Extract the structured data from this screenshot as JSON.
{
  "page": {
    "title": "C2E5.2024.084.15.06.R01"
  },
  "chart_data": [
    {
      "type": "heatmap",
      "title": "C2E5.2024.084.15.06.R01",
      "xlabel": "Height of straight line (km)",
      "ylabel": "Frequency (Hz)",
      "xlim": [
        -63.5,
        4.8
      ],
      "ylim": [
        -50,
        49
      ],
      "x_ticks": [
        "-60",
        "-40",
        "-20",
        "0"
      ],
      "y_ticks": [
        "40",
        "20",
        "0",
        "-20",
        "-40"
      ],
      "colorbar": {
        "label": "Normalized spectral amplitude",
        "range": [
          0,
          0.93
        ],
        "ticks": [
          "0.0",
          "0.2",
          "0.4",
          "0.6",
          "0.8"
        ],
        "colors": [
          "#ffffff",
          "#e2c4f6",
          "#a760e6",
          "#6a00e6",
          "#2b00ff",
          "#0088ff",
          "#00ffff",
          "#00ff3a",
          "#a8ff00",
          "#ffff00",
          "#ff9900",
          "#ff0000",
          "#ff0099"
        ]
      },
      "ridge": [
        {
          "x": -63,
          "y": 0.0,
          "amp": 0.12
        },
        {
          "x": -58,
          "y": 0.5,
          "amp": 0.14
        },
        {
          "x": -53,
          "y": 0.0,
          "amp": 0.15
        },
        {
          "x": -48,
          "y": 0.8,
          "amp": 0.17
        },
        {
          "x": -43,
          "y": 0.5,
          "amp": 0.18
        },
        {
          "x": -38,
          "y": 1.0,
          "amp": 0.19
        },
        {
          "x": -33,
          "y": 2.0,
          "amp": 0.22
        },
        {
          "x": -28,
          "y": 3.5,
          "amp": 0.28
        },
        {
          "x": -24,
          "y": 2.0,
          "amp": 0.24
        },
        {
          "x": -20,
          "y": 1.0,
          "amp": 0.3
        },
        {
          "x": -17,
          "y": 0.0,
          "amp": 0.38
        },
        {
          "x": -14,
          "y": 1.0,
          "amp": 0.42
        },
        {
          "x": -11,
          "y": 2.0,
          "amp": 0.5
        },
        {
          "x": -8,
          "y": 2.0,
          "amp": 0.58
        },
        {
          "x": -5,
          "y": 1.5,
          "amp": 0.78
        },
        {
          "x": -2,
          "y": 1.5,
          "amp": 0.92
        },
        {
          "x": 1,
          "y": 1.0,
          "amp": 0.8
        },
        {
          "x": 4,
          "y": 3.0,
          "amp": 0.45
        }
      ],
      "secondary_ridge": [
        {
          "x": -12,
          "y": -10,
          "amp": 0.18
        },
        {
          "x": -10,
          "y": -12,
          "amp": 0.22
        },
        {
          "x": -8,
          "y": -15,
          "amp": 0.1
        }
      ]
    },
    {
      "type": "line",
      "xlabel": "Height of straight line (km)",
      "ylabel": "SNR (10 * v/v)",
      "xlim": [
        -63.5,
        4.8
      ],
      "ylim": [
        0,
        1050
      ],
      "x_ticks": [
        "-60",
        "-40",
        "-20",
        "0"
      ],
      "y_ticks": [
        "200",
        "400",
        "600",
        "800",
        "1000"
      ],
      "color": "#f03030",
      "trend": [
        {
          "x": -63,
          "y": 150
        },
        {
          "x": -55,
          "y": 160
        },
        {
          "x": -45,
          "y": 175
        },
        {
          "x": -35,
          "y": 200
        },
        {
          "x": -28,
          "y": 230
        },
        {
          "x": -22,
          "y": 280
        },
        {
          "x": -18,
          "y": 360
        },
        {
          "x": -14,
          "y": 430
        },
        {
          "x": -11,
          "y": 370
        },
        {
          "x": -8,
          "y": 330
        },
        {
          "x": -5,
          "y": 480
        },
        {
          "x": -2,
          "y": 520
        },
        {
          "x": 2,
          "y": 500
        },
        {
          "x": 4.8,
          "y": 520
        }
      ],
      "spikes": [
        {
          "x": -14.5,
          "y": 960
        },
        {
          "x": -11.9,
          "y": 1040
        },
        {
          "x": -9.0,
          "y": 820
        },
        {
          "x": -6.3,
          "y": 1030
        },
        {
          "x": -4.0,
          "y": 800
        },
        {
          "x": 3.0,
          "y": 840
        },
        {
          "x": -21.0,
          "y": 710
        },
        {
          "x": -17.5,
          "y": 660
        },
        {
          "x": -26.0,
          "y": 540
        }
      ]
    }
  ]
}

□ □ □

| Description of the task |
Retype all of the data shown above, word for word.

| Result of this task |
Extract the structured data from this screenshot as JSON.
{
  "page": {
    "title": "C2E5.2024.084.15.06.R01"
  },
  "chart_data": [
    {
      "type": "heatmap",
      "title": "C2E5.2024.084.15.06.R01",
      "xlabel": "Height of straight line (km)",
      "ylabel": "Frequency (Hz)",
      "xlim": [
        -63.5,
        4.8
      ],
      "ylim": [
        -50,
        49
      ],
      "x_ticks": [
        "-60",
        "-40",
        "-20",
        "0"
      ],
      "y_ticks": [
        "40",
        "20",
        "0",
        "-20",
        "-40"
      ],
      "colorbar": {
        "label": "Normalized spectral amplitude",
        "range": [
          0,
          0.93
        ],
        "ticks": [
          "0.0",
          "0.2",
          "0.4",
          "0.6",
          "0.8"
        ],
        "colors": [
          "#ffffff",
          "#e2c4f6",
          "#a760e6",
          "#6a00e6",
          "#2b00ff",
          "#0088ff",
          "#00ffff",
          "#00ff3a",
          "#a8ff00",
          "#ffff00",
          "#ff9900",
          "#ff0000",
          "#ff0099"
        ]
      },
      "ridge": [
        {
          "x": -63,
          "y": 0.0,
          "amp": 0.12
        },
        {
          "x": -58,
          "y": 0.5,
          "amp": 0.14
        },
        {
          "x": -53,
          "y": 0.0,
          "amp": 0.15
        },
        {
          "x": -48,
          "y": 0.8,
          "amp": 0.17
        },
        {
          "x": -43,
          "y": 0.5,
          "amp": 0.18
        },
        {
          "x": -38,
          "y": 1.0,
          "amp": 0.19
        },
        {
          "x": -33,
          "y": 2.0,
          "amp": 0.22
        },
        {
          "x": -28,
          "y": 3.5,
          "amp": 0.28
        },
        {
          "x": -24,
          "y": 2.0,
          "amp": 0.24
        },
        {
          "x": -20,
          "y": 1.0,
          "amp": 0.3
        },
        {
          "x": -17,
          "y": 0.0,
          "amp": 0.38
        },
        {
          "x": -14,
          "y": 1.0,
          "amp": 0.42
        },
        {
          "x": -11,
          "y": 2.0,
          "amp": 0.5
        },
        {
          "x": -8,
          "y": 2.0,
          "amp": 0.58
        },
        {
          "x": -5,
          "y": 1.5,
          "amp": 0.78
        },
        {
          "x": -2,
          "y": 1.5,
          "amp": 0.92
        },
        {
          "x": 1,
          "y": 1.0,
          "amp": 0.8
        },
        {
          "x": 4,
          "y": 3.0,
          "amp": 0.45
        }
      ],
      "secondary_ridge": [
        {
          "x": -12,
          "y": -10,
          "amp": 0.18
        },
        {
          "x": -10,
          "y": -12,
          "amp": 0.22
        },
        {
          "x": -8,
          "y": -15,
          "amp": 0.1
        }
      ]
    },
    {
      "type": "line",
      "xlabel": "Height of straight line (km)",
      "ylabel": "SNR (10 * v/v)",
      "xlim": [
        -63.5,
        4.8
      ],
      "ylim": [
        0,
        1050
      ],
      "x_ticks": [
        "-60",
        "-40",
        "-20",
        "0"
      ],
      "y_ticks": [
        "200",
        "400",
        "600",
        "800",
        "1000"
      ],
      "color": "#f03030",
      "trend": [
        {
          "x": -63,
          "y": 150
        },
        {
          "x": -55,
          "y": 160
        },
        {
          "x": -45,
          "y": 175
        },
        {
          "x": -35,
          "y": 200
        },
        {
          "x": -28,
          "y": 230
        },
        {
          "x": -22,
          "y": 280
        },
        {
          "x": -18,
          "y": 360
        },
        {
          "x": -14,
          "y": 430
        },
        {
          "x": -11,
          "y": 370
        },
        {
          "x": -8,
          "y": 330
        },
        {
          "x": -5,
          "y": 480
        },
        {
          "x": -2,
          "y": 520
        },
        {
          "x": 2,
          "y": 500
        },
        {
          "x": 4.8,
          "y": 520
        }
      ],
      "spikes": [
        {
          "x": -14.5,
          "y": 960
        },
        {
          "x": -11.9,
          "y": 1040
        },
        {
          "x": -9.0,
          "y": 820
        },
        {
          "x": -6.3,
          "y": 1030
        },
        {
          "x": -4.0,
          "y": 800
        },
        {
          "x": 3.0,
          "y": 840
        },
        {
          "x": -21.0,
          "y": 710
        },
        {
          "x": -17.5,
          "y": 660
        },
        {
          "x": -26.0,
          "y": 540
        }
      ]
    }
  ]
}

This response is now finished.